**WHAT YOU HAVE TO DO:** Find the lines holding "NUMBER" and copy them.

Stored data entries
□ □ □
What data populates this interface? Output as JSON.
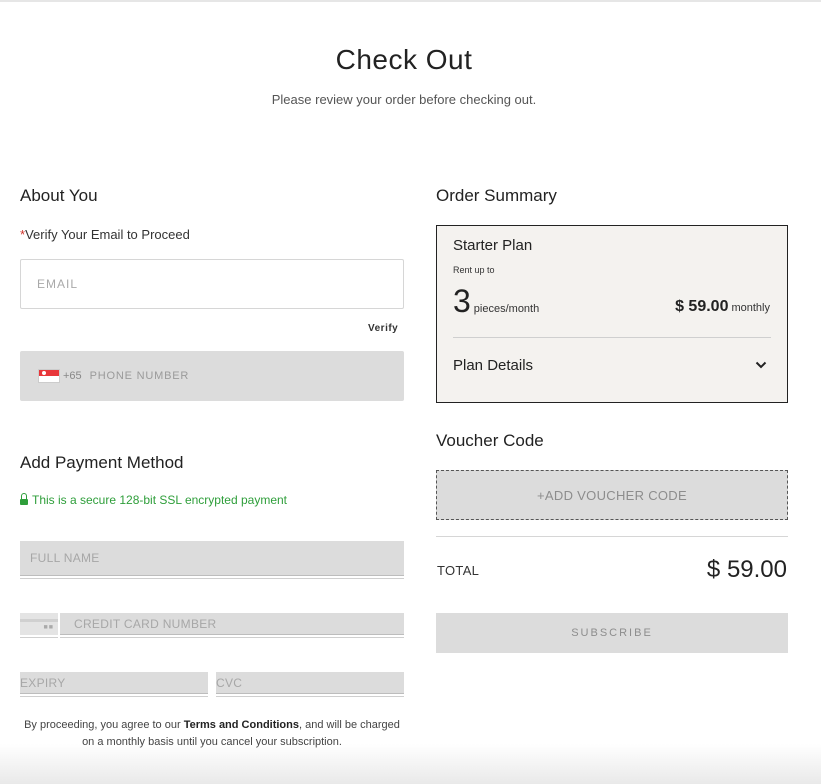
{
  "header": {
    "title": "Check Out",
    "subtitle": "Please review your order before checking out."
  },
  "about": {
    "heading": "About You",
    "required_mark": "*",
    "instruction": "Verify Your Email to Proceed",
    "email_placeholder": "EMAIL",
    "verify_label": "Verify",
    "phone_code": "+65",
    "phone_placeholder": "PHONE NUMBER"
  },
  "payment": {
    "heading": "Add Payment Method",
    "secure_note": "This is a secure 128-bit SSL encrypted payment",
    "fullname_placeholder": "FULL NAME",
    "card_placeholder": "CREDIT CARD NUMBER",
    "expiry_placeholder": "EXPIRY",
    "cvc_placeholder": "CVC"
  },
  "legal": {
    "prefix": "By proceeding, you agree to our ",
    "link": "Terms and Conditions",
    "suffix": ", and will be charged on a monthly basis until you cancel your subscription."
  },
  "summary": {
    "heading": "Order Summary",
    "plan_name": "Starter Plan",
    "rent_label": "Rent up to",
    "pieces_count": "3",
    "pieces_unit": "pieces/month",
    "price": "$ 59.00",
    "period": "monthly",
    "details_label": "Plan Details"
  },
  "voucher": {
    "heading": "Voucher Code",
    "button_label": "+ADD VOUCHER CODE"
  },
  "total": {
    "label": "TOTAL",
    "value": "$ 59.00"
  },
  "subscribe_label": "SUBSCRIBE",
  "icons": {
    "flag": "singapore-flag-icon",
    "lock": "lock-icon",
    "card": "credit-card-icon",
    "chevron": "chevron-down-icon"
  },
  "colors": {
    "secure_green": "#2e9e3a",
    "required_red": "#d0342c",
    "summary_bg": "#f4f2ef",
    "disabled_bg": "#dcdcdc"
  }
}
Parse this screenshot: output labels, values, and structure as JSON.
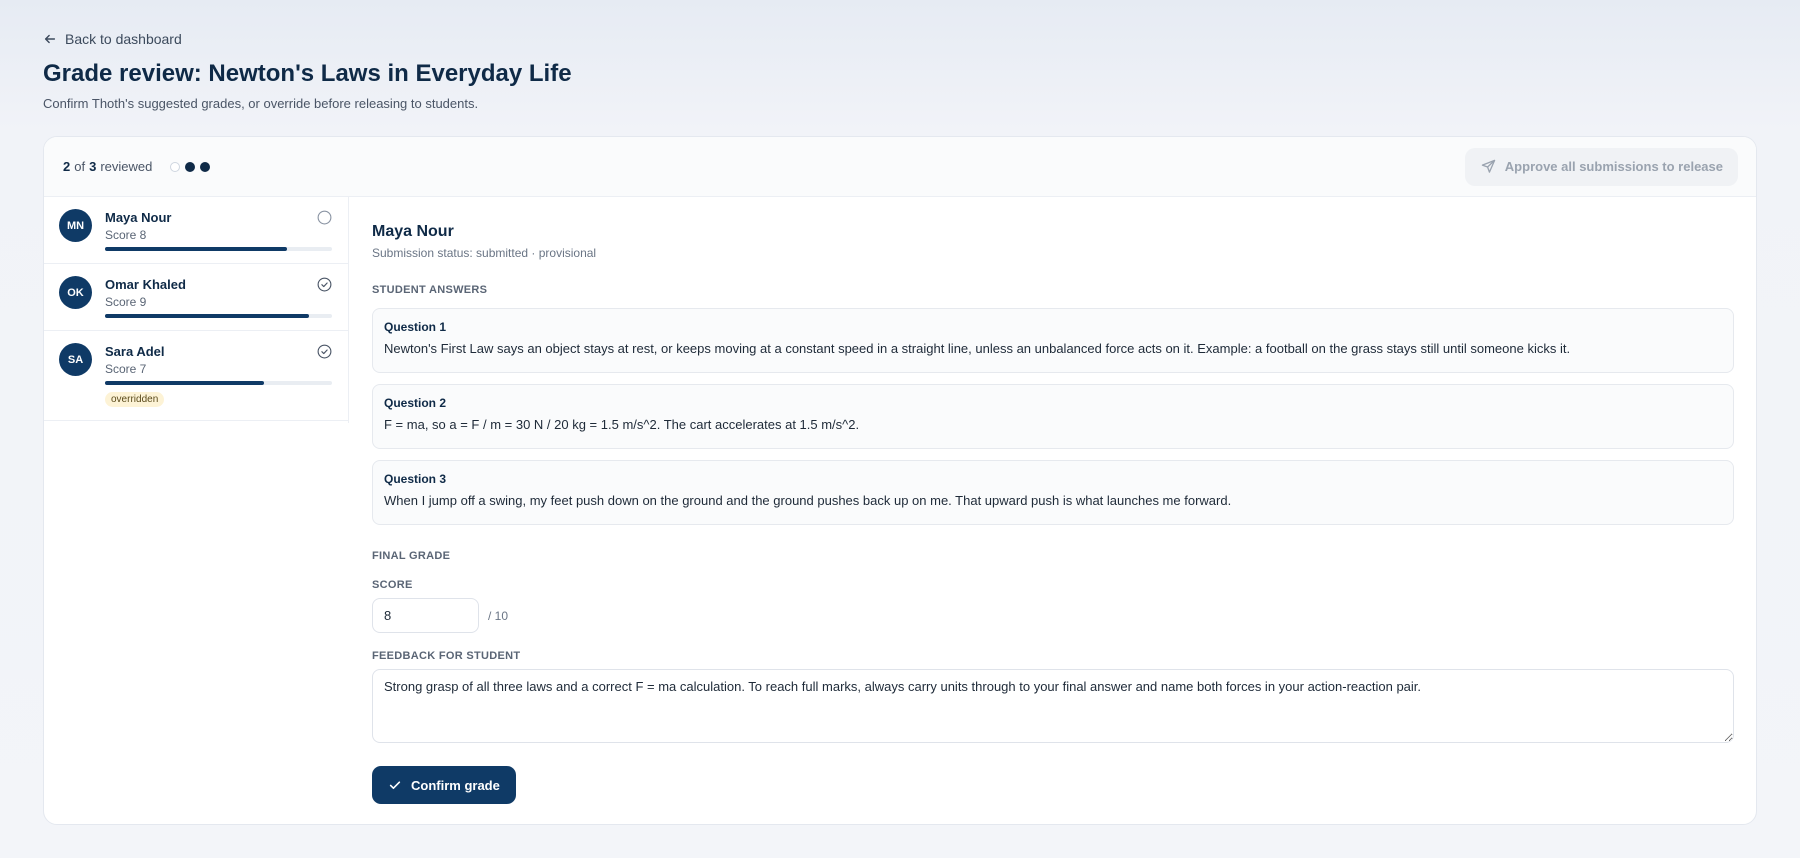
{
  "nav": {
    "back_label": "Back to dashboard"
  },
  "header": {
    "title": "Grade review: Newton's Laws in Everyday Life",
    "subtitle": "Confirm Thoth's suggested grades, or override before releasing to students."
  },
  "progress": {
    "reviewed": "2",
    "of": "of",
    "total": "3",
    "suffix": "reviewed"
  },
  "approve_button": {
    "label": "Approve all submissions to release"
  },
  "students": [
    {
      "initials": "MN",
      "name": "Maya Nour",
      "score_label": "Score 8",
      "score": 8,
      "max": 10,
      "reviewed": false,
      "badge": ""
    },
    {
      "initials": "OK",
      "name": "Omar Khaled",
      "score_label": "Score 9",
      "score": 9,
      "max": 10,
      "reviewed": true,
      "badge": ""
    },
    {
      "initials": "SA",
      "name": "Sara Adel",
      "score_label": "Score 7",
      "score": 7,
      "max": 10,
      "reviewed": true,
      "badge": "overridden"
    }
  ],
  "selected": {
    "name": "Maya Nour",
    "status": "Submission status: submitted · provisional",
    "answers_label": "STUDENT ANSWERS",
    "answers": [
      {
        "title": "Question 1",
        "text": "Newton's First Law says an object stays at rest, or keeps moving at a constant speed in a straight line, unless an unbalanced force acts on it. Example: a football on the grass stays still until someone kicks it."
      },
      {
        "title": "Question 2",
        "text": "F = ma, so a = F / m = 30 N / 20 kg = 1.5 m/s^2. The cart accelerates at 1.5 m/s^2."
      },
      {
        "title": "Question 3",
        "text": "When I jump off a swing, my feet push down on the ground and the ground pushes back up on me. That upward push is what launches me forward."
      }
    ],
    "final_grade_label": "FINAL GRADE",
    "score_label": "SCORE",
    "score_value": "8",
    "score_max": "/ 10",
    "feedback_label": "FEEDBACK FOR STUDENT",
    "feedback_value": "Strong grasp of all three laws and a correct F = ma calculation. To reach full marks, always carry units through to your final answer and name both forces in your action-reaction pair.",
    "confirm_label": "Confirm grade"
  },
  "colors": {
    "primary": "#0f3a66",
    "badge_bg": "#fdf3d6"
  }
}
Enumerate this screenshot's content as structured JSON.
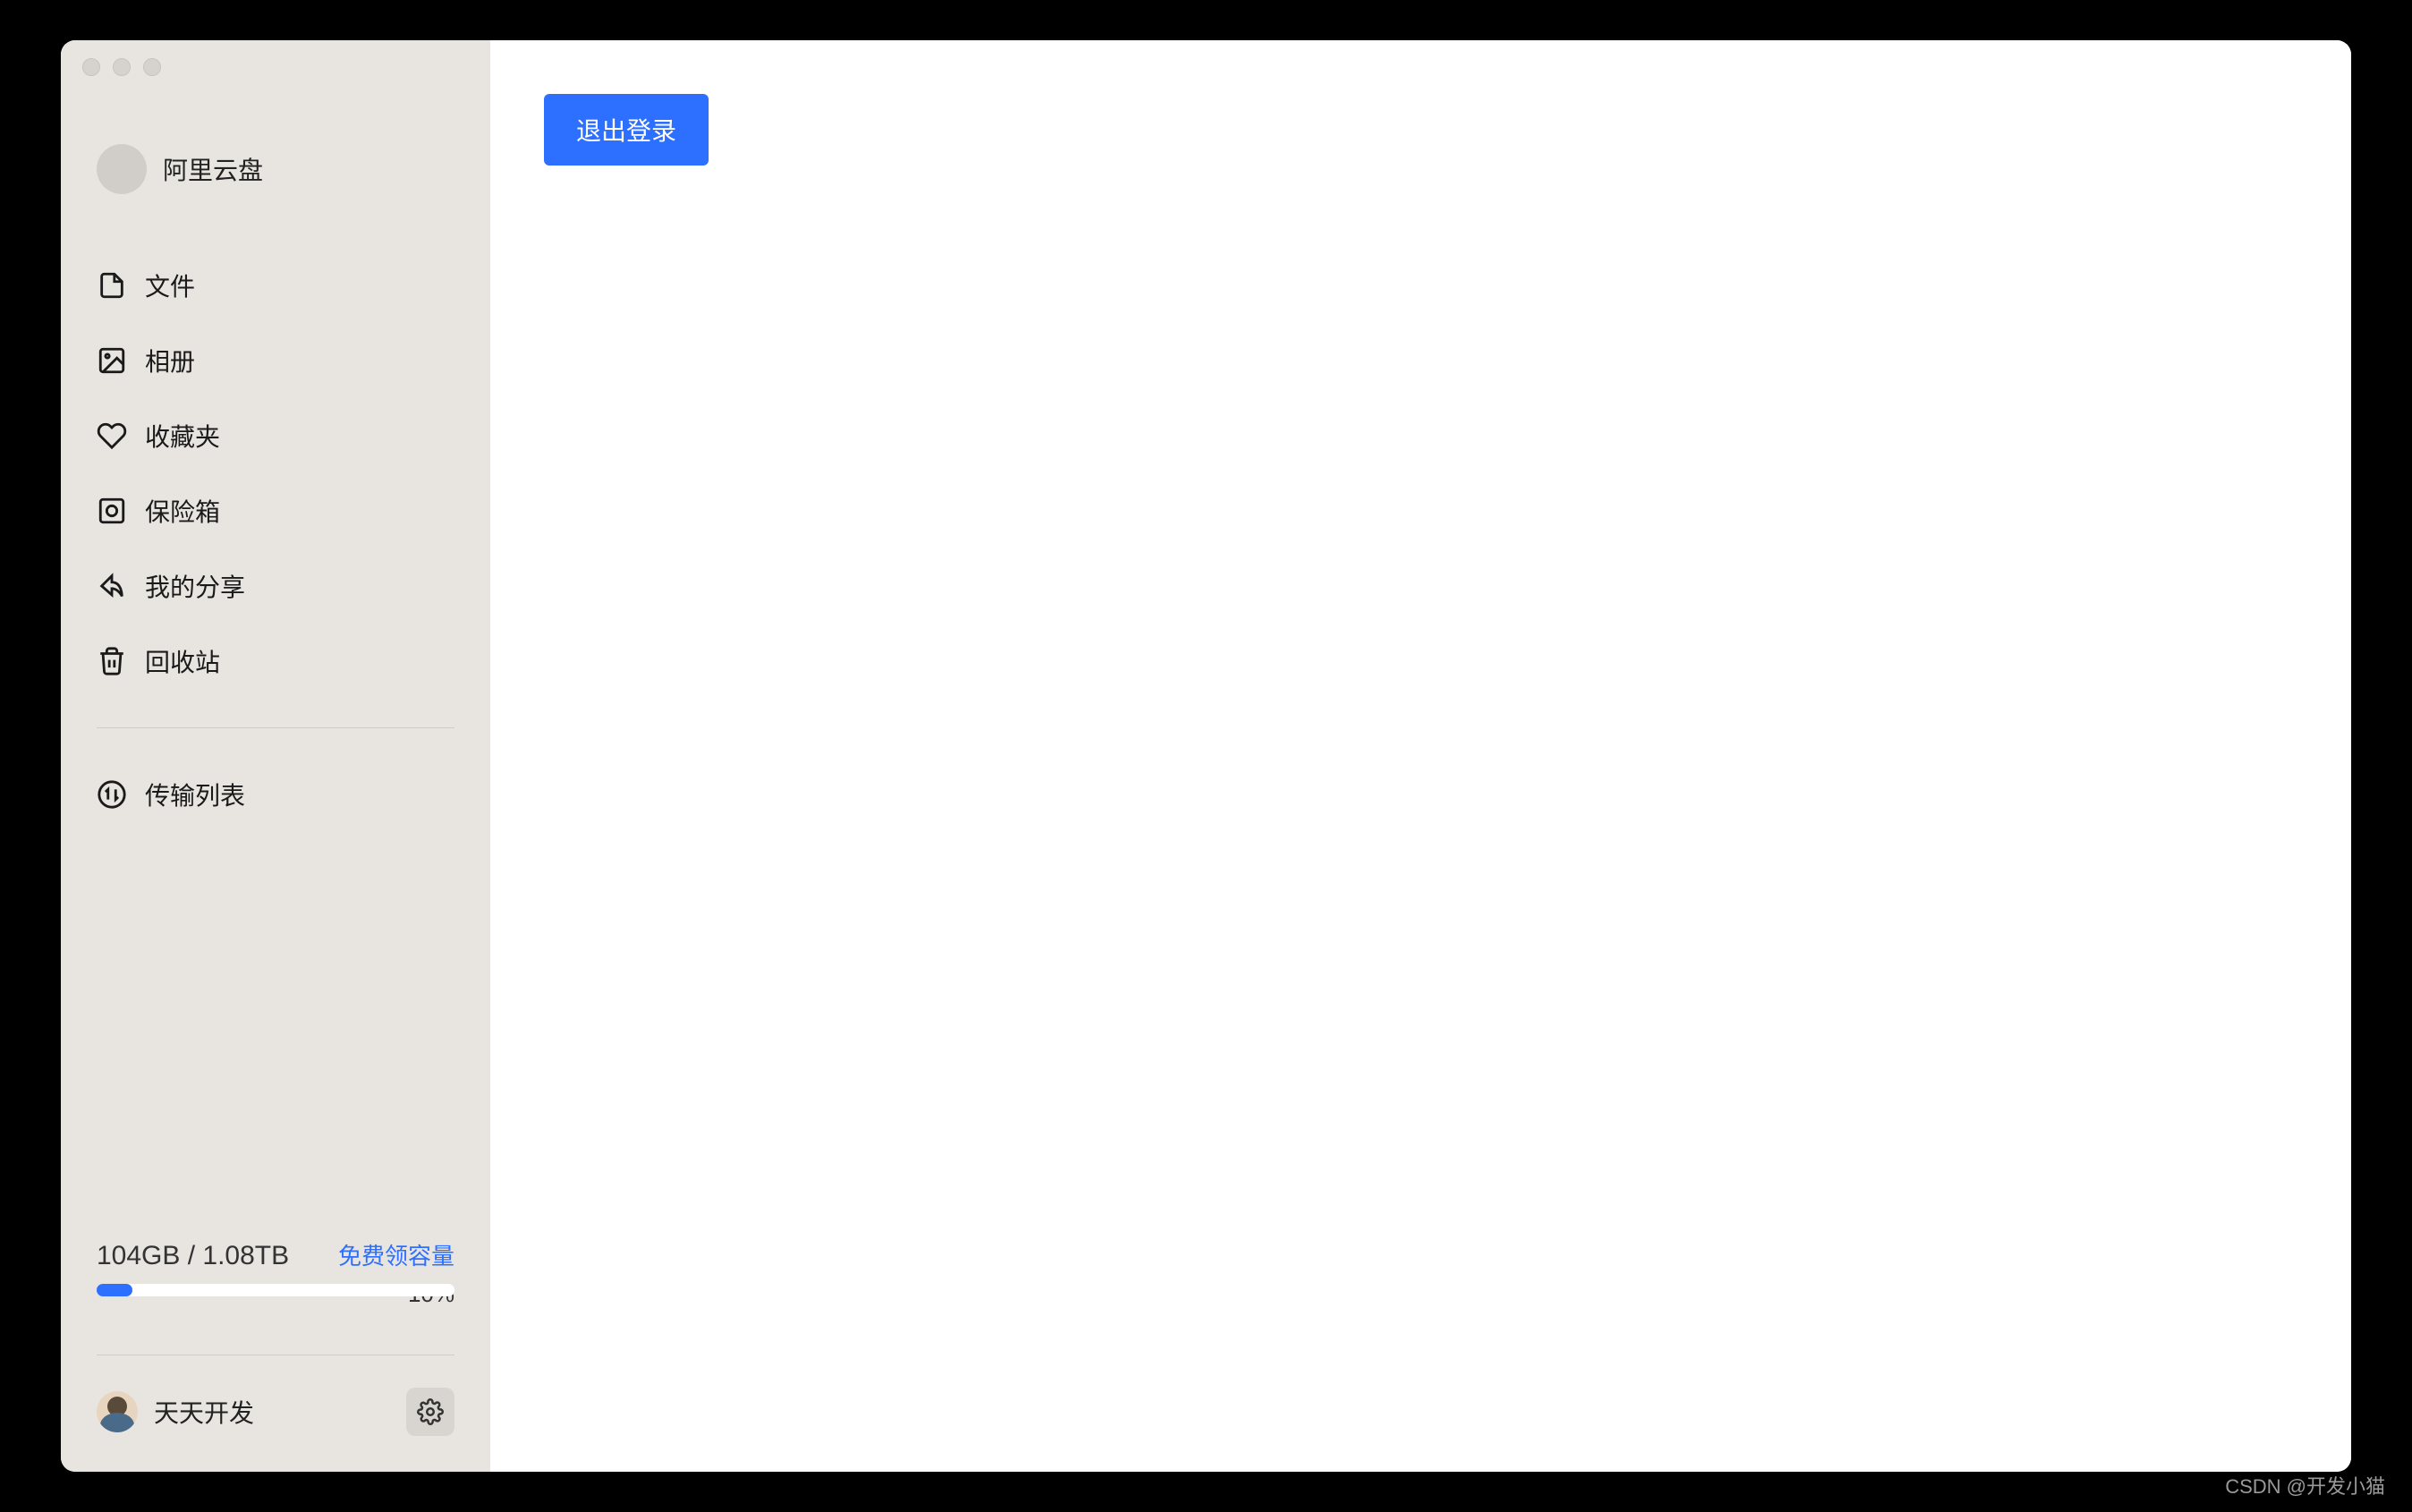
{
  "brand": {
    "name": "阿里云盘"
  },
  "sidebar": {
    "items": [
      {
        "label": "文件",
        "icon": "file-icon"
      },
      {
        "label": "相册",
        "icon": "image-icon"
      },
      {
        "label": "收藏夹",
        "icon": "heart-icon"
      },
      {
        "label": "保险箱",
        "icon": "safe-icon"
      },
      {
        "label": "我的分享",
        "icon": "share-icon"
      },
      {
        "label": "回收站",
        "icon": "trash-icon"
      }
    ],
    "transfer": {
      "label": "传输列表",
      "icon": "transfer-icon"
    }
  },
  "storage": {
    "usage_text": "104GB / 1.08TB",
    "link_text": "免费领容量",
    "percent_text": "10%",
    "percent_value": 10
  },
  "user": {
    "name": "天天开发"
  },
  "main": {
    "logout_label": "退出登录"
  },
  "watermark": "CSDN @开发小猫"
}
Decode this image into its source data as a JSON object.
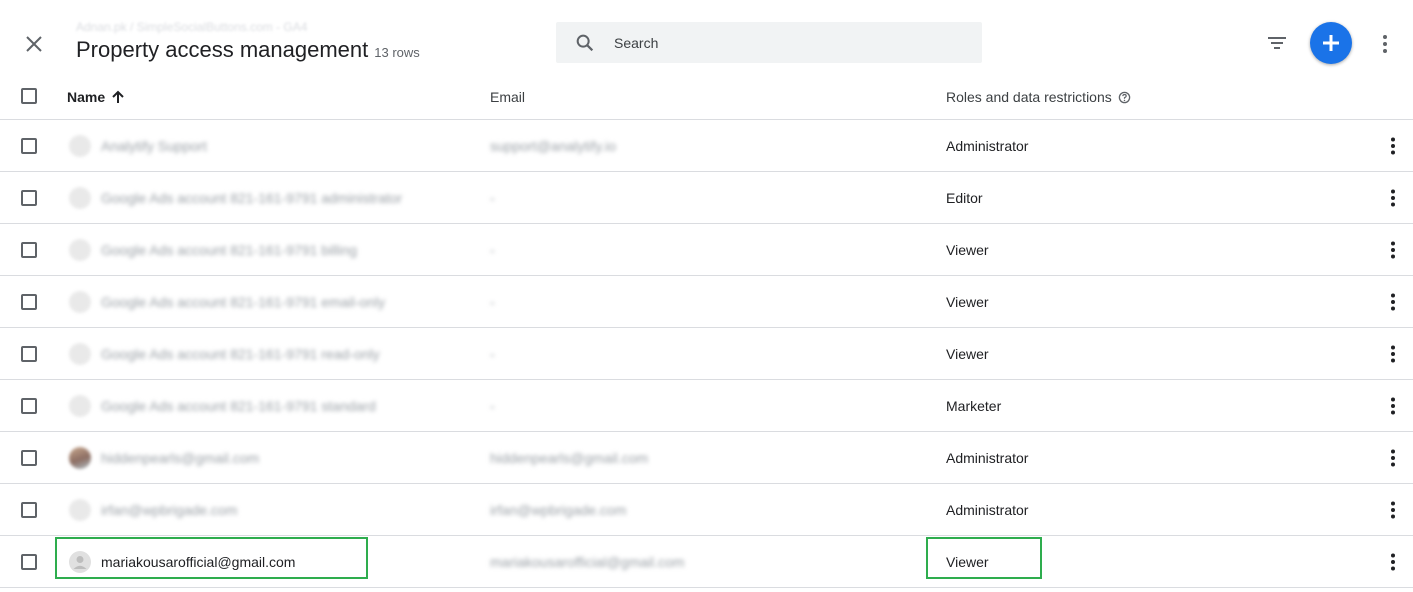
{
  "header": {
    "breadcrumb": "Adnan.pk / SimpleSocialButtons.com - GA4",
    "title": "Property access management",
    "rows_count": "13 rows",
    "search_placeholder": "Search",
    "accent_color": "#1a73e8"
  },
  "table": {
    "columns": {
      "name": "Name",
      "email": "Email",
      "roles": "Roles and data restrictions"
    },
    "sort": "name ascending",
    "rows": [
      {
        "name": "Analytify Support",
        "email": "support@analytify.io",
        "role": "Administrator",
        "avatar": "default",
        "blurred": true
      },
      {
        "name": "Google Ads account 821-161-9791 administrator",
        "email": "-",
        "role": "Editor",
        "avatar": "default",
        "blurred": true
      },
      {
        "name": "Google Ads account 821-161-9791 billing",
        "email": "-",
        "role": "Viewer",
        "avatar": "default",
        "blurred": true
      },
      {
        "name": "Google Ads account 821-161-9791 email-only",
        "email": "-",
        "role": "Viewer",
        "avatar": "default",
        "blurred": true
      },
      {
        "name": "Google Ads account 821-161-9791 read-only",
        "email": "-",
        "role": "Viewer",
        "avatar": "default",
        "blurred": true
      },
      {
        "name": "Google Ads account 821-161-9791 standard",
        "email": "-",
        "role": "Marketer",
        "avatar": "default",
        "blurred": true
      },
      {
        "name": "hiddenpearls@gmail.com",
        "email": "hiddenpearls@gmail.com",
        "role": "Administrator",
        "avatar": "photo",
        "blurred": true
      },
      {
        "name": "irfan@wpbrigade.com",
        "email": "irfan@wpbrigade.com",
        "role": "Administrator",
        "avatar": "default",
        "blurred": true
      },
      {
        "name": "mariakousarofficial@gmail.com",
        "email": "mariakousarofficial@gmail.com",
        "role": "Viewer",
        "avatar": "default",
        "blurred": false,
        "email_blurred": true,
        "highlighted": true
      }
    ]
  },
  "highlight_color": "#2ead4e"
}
□ □ □
**SOLUTION TO THIS PROBLEM:**
    "phone_placeholder": "PHONE NUMBER"
    "card_placeholder": "CREDIT CARD NUMBER",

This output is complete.